* Problem description
Gather every line from the entries below that includes "Wolfe".

--- Material provided ---

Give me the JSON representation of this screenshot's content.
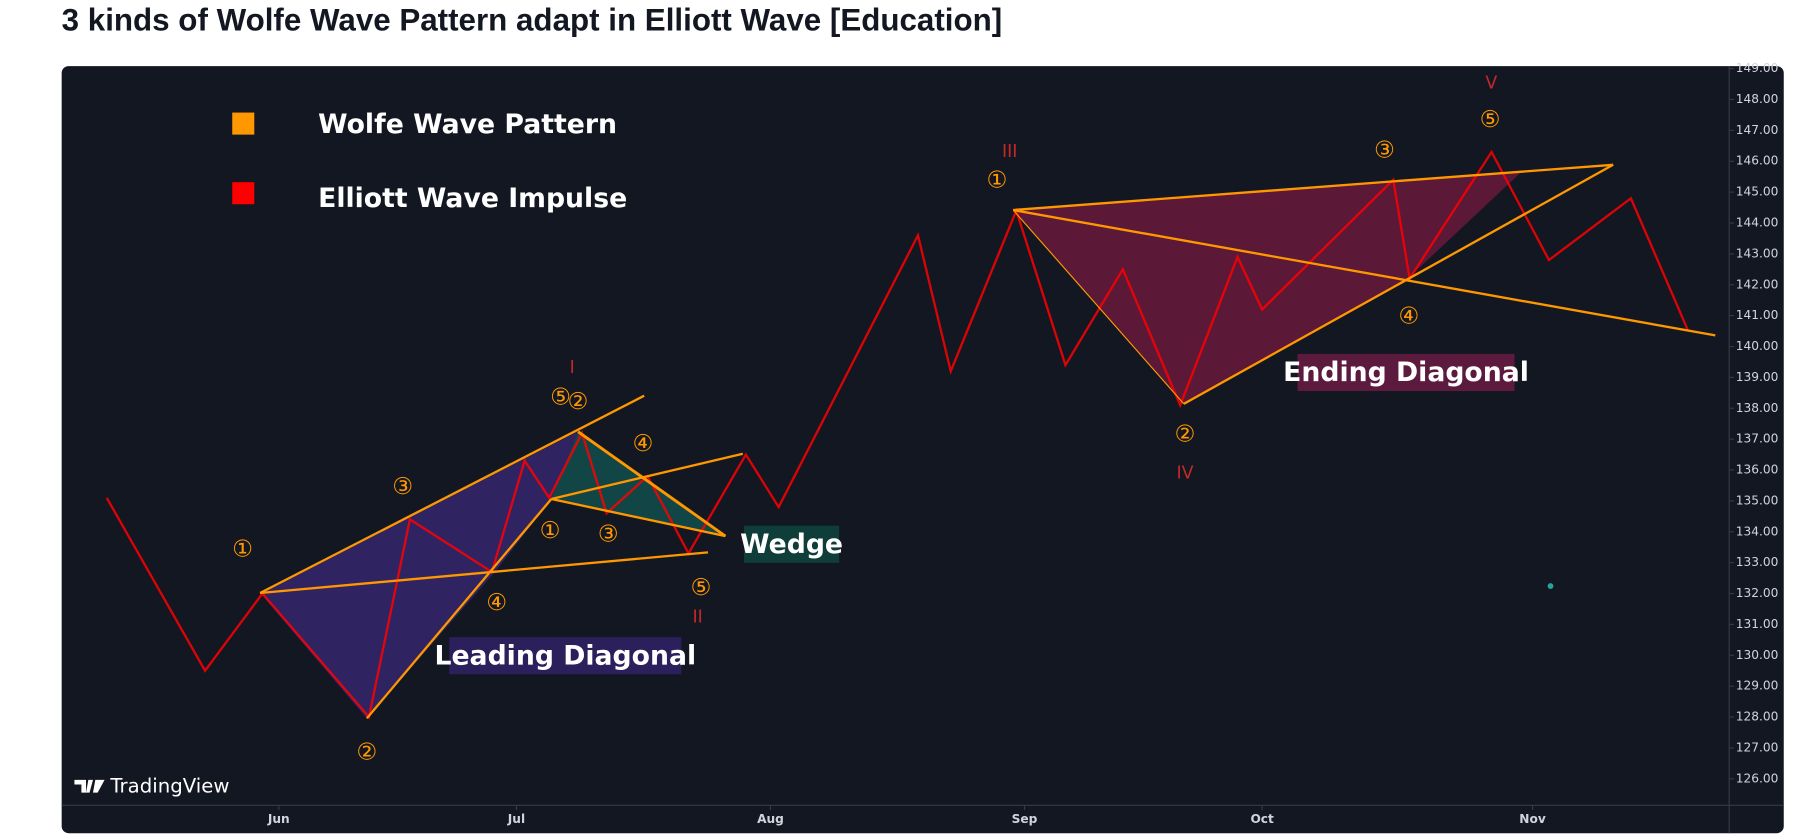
{
  "chart_data": {
    "type": "line",
    "title": "3 kinds of Wolfe Wave Pattern adapt in Elliott Wave [Education]",
    "x": [
      10,
      22,
      29,
      42,
      47,
      57,
      61,
      64,
      68,
      71,
      76,
      81,
      88,
      92,
      109,
      113,
      121,
      127,
      134,
      141,
      148,
      151,
      167,
      169,
      179,
      186,
      196,
      203
    ],
    "series": [
      {
        "name": "Elliott Wave Impulse",
        "color": "#ff0000",
        "values": [
          135.1,
          129.5,
          132.0,
          128.0,
          134.4,
          132.7,
          136.3,
          135.1,
          137.2,
          134.6,
          135.8,
          133.3,
          136.5,
          134.8,
          143.6,
          139.2,
          144.4,
          139.4,
          142.5,
          138.1,
          142.9,
          141.2,
          145.4,
          142.2,
          146.3,
          142.8,
          144.8,
          140.5
        ]
      }
    ],
    "drawings": {
      "name": "Wolfe Wave Pattern",
      "color": "#ff9800"
    },
    "xlim": [
      4.5,
      208
    ],
    "xticks": [
      {
        "value": 31,
        "label": "Jun"
      },
      {
        "value": 60,
        "label": "Jul"
      },
      {
        "value": 91,
        "label": "Aug"
      },
      {
        "value": 122,
        "label": "Sep"
      },
      {
        "value": 151,
        "label": "Oct"
      },
      {
        "value": 184,
        "label": "Nov"
      }
    ],
    "ylim": [
      125.14,
      149.08
    ],
    "yticks": [
      {
        "value": 126,
        "label": "126.00"
      },
      {
        "value": 127,
        "label": "127.00"
      },
      {
        "value": 128,
        "label": "128.00"
      },
      {
        "value": 129,
        "label": "129.00"
      },
      {
        "value": 130,
        "label": "130.00"
      },
      {
        "value": 131,
        "label": "131.00"
      },
      {
        "value": 132,
        "label": "132.00"
      },
      {
        "value": 133,
        "label": "133.00"
      },
      {
        "value": 134,
        "label": "134.00"
      },
      {
        "value": 135,
        "label": "135.00"
      },
      {
        "value": 136,
        "label": "136.00"
      },
      {
        "value": 137,
        "label": "137.00"
      },
      {
        "value": 138,
        "label": "138.00"
      },
      {
        "value": 139,
        "label": "139.00"
      },
      {
        "value": 140,
        "label": "140.00"
      },
      {
        "value": 141,
        "label": "141.00"
      },
      {
        "value": 142,
        "label": "142.00"
      },
      {
        "value": 143,
        "label": "143.00"
      },
      {
        "value": 144,
        "label": "144.00"
      },
      {
        "value": 145,
        "label": "145.00"
      },
      {
        "value": 146,
        "label": "146.00"
      },
      {
        "value": 147,
        "label": "147.00"
      },
      {
        "value": 148,
        "label": "148.00"
      },
      {
        "value": 149,
        "label": "149.00"
      }
    ],
    "grid": false,
    "annotations": [
      "Leading Diagonal",
      "Wedge",
      "Ending Diagonal"
    ],
    "wave_labels": [
      "I",
      "II",
      "III",
      "IV",
      "V"
    ],
    "wave_counts": [
      "①",
      "②",
      "③",
      "④",
      "⑤",
      "②",
      "①",
      "③",
      "④",
      "⑤",
      "①",
      "②",
      "③",
      "④",
      "⑤"
    ],
    "watermark": "TradingView"
  }
}
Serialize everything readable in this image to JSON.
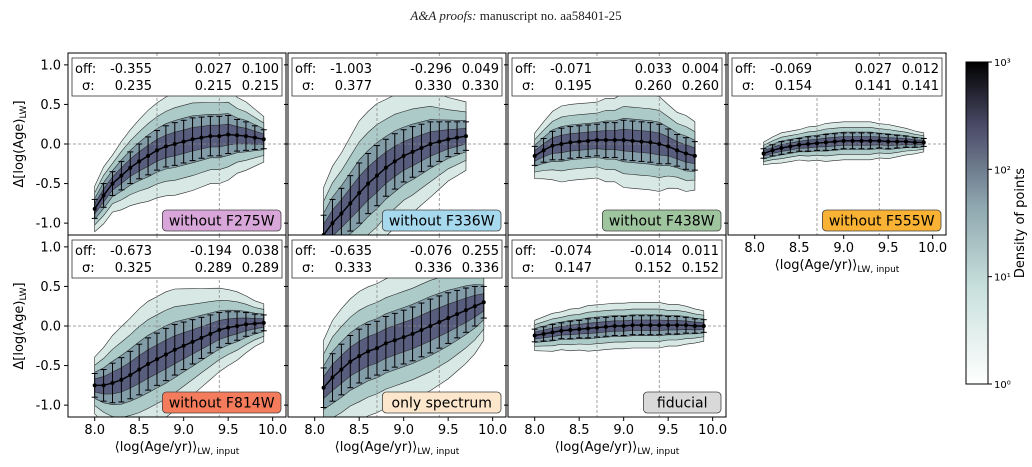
{
  "header": {
    "journal": "A&A proofs:",
    "manuscript": "manuscript no. aa58401-25"
  },
  "axes": {
    "xlabel": "⟨log(Age/yr)⟩",
    "xlabel_sub": "LW, input",
    "ylabel": "Δ[log(Age)",
    "ylabel_sub": "LW",
    "ylabel_close": "]",
    "xticks": [
      "8.0",
      "8.5",
      "9.0",
      "9.5",
      "10.0"
    ],
    "yticks": [
      "-1.0",
      "-0.5",
      "0.0",
      "0.5",
      "1.0"
    ],
    "off_label": "off:",
    "sigma_label": "σ:"
  },
  "colorbar": {
    "label": "Density of points",
    "ticks": [
      "10³",
      "10²",
      "10¹",
      "10⁰"
    ],
    "colors": {
      "low": "#ffffff",
      "mid": "#9ec4c0",
      "high": "#3a3a55",
      "top": "#000000"
    }
  },
  "chart_data": [
    {
      "type": "scatter",
      "label": "without F275W",
      "label_color": "#d9a6d9",
      "off": [
        "-0.355",
        "0.027",
        "0.100"
      ],
      "sigma": [
        "0.235",
        "0.215",
        "0.215"
      ],
      "xlim": [
        7.7,
        10.15
      ],
      "ylim": [
        -1.15,
        1.15
      ],
      "medians": {
        "x": [
          8.0,
          8.1,
          8.2,
          8.3,
          8.4,
          8.5,
          8.6,
          8.7,
          8.8,
          8.9,
          9.0,
          9.1,
          9.2,
          9.3,
          9.4,
          9.5,
          9.6,
          9.7,
          9.8,
          9.9
        ],
        "y": [
          -0.82,
          -0.65,
          -0.5,
          -0.4,
          -0.3,
          -0.22,
          -0.15,
          -0.08,
          -0.03,
          0.0,
          0.03,
          0.06,
          0.08,
          0.1,
          0.1,
          0.12,
          0.11,
          0.1,
          0.08,
          0.06
        ],
        "err": [
          0.12,
          0.15,
          0.15,
          0.18,
          0.2,
          0.22,
          0.24,
          0.25,
          0.26,
          0.27,
          0.27,
          0.27,
          0.26,
          0.25,
          0.25,
          0.24,
          0.2,
          0.18,
          0.15,
          0.12
        ]
      }
    },
    {
      "type": "scatter",
      "label": "without F336W",
      "label_color": "#a6d8ee",
      "off": [
        "-1.003",
        "-0.296",
        "0.049"
      ],
      "sigma": [
        "0.377",
        "0.330",
        "0.330"
      ],
      "xlim": [
        7.7,
        10.15
      ],
      "ylim": [
        -1.15,
        1.15
      ],
      "medians": {
        "x": [
          8.1,
          8.2,
          8.3,
          8.4,
          8.5,
          8.6,
          8.7,
          8.8,
          8.9,
          9.0,
          9.1,
          9.2,
          9.3,
          9.4,
          9.5,
          9.6,
          9.7
        ],
        "y": [
          -1.15,
          -1.0,
          -0.88,
          -0.75,
          -0.62,
          -0.5,
          -0.4,
          -0.3,
          -0.22,
          -0.15,
          -0.1,
          -0.05,
          0.0,
          0.03,
          0.06,
          0.08,
          0.1
        ],
        "err": [
          0.25,
          0.3,
          0.32,
          0.35,
          0.38,
          0.38,
          0.38,
          0.36,
          0.35,
          0.33,
          0.32,
          0.3,
          0.28,
          0.25,
          0.22,
          0.2,
          0.18
        ]
      }
    },
    {
      "type": "scatter",
      "label": "without F438W",
      "label_color": "#9fc59f",
      "off": [
        "-0.071",
        "0.033",
        "0.004"
      ],
      "sigma": [
        "0.195",
        "0.260",
        "0.260"
      ],
      "xlim": [
        7.7,
        10.15
      ],
      "ylim": [
        -1.15,
        1.15
      ],
      "medians": {
        "x": [
          8.0,
          8.1,
          8.2,
          8.3,
          8.4,
          8.5,
          8.6,
          8.7,
          8.8,
          8.9,
          9.0,
          9.1,
          9.2,
          9.3,
          9.4,
          9.5,
          9.6,
          9.7,
          9.8
        ],
        "y": [
          -0.15,
          -0.08,
          -0.02,
          0.0,
          0.02,
          0.03,
          0.04,
          0.05,
          0.05,
          0.05,
          0.05,
          0.04,
          0.03,
          0.02,
          0.0,
          -0.03,
          -0.08,
          -0.12,
          -0.15
        ],
        "err": [
          0.12,
          0.15,
          0.18,
          0.2,
          0.2,
          0.2,
          0.2,
          0.2,
          0.22,
          0.22,
          0.25,
          0.25,
          0.25,
          0.25,
          0.25,
          0.22,
          0.2,
          0.2,
          0.18
        ]
      }
    },
    {
      "type": "scatter",
      "label": "without F555W",
      "label_color": "#f9b233",
      "off": [
        "-0.069",
        "0.027",
        "0.012"
      ],
      "sigma": [
        "0.154",
        "0.141",
        "0.141"
      ],
      "xlim": [
        7.7,
        10.15
      ],
      "ylim": [
        -1.15,
        1.15
      ],
      "medians": {
        "x": [
          8.1,
          8.2,
          8.3,
          8.4,
          8.5,
          8.6,
          8.7,
          8.8,
          8.9,
          9.0,
          9.1,
          9.2,
          9.3,
          9.4,
          9.5,
          9.6,
          9.7,
          9.8,
          9.9
        ],
        "y": [
          -0.12,
          -0.08,
          -0.05,
          -0.03,
          -0.01,
          0.0,
          0.01,
          0.02,
          0.03,
          0.04,
          0.04,
          0.04,
          0.04,
          0.04,
          0.03,
          0.03,
          0.03,
          0.02,
          0.02
        ],
        "err": [
          0.06,
          0.07,
          0.08,
          0.08,
          0.08,
          0.09,
          0.09,
          0.1,
          0.1,
          0.1,
          0.1,
          0.1,
          0.1,
          0.09,
          0.09,
          0.08,
          0.07,
          0.06,
          0.05
        ]
      }
    },
    {
      "type": "scatter",
      "label": "without F814W",
      "label_color": "#f47c5c",
      "off": [
        "-0.673",
        "-0.194",
        "0.038"
      ],
      "sigma": [
        "0.325",
        "0.289",
        "0.289"
      ],
      "xlim": [
        7.7,
        10.15
      ],
      "ylim": [
        -1.15,
        1.15
      ],
      "medians": {
        "x": [
          8.0,
          8.1,
          8.2,
          8.3,
          8.4,
          8.5,
          8.6,
          8.7,
          8.8,
          8.9,
          9.0,
          9.1,
          9.2,
          9.3,
          9.4,
          9.5,
          9.6,
          9.7,
          9.8,
          9.9
        ],
        "y": [
          -0.75,
          -0.75,
          -0.72,
          -0.68,
          -0.62,
          -0.55,
          -0.48,
          -0.42,
          -0.36,
          -0.3,
          -0.25,
          -0.2,
          -0.15,
          -0.1,
          -0.05,
          -0.02,
          0.0,
          0.02,
          0.03,
          0.04
        ],
        "err": [
          0.15,
          0.2,
          0.25,
          0.28,
          0.3,
          0.32,
          0.33,
          0.33,
          0.33,
          0.32,
          0.3,
          0.28,
          0.26,
          0.24,
          0.22,
          0.2,
          0.18,
          0.15,
          0.12,
          0.1
        ]
      }
    },
    {
      "type": "scatter",
      "label": "only spectrum",
      "label_color": "#fde7cc",
      "off": [
        "-0.635",
        "-0.076",
        "0.255"
      ],
      "sigma": [
        "0.333",
        "0.336",
        "0.336"
      ],
      "xlim": [
        7.7,
        10.15
      ],
      "ylim": [
        -1.15,
        1.15
      ],
      "medians": {
        "x": [
          8.1,
          8.2,
          8.3,
          8.4,
          8.5,
          8.6,
          8.7,
          8.8,
          8.9,
          9.0,
          9.1,
          9.2,
          9.3,
          9.4,
          9.5,
          9.6,
          9.7,
          9.8,
          9.9
        ],
        "y": [
          -0.78,
          -0.65,
          -0.55,
          -0.45,
          -0.38,
          -0.32,
          -0.28,
          -0.22,
          -0.18,
          -0.14,
          -0.1,
          -0.05,
          0.0,
          0.05,
          0.1,
          0.15,
          0.2,
          0.25,
          0.3
        ],
        "err": [
          0.25,
          0.3,
          0.32,
          0.33,
          0.34,
          0.34,
          0.34,
          0.34,
          0.34,
          0.34,
          0.34,
          0.34,
          0.34,
          0.33,
          0.32,
          0.3,
          0.28,
          0.25,
          0.2
        ]
      }
    },
    {
      "type": "scatter",
      "label": "fiducial",
      "label_color": "#d9d9d9",
      "off": [
        "-0.074",
        "-0.014",
        "0.011"
      ],
      "sigma": [
        "0.147",
        "0.152",
        "0.152"
      ],
      "xlim": [
        7.7,
        10.15
      ],
      "ylim": [
        -1.15,
        1.15
      ],
      "medians": {
        "x": [
          8.0,
          8.1,
          8.2,
          8.3,
          8.4,
          8.5,
          8.6,
          8.7,
          8.8,
          8.9,
          9.0,
          9.1,
          9.2,
          9.3,
          9.4,
          9.5,
          9.6,
          9.7,
          9.8,
          9.9
        ],
        "y": [
          -0.12,
          -0.1,
          -0.08,
          -0.06,
          -0.05,
          -0.04,
          -0.03,
          -0.02,
          -0.01,
          0.0,
          0.0,
          0.01,
          0.01,
          0.01,
          0.01,
          0.01,
          0.01,
          0.01,
          0.0,
          0.0
        ],
        "err": [
          0.08,
          0.09,
          0.1,
          0.1,
          0.11,
          0.11,
          0.12,
          0.12,
          0.12,
          0.12,
          0.12,
          0.12,
          0.12,
          0.12,
          0.12,
          0.11,
          0.11,
          0.1,
          0.09,
          0.08
        ]
      }
    }
  ]
}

---

* Answer in full
    "title": "3 kinds of Wolfe Wave Pattern adapt in Elliott Wave [Education]",
      "name": "Wolfe Wave Pattern",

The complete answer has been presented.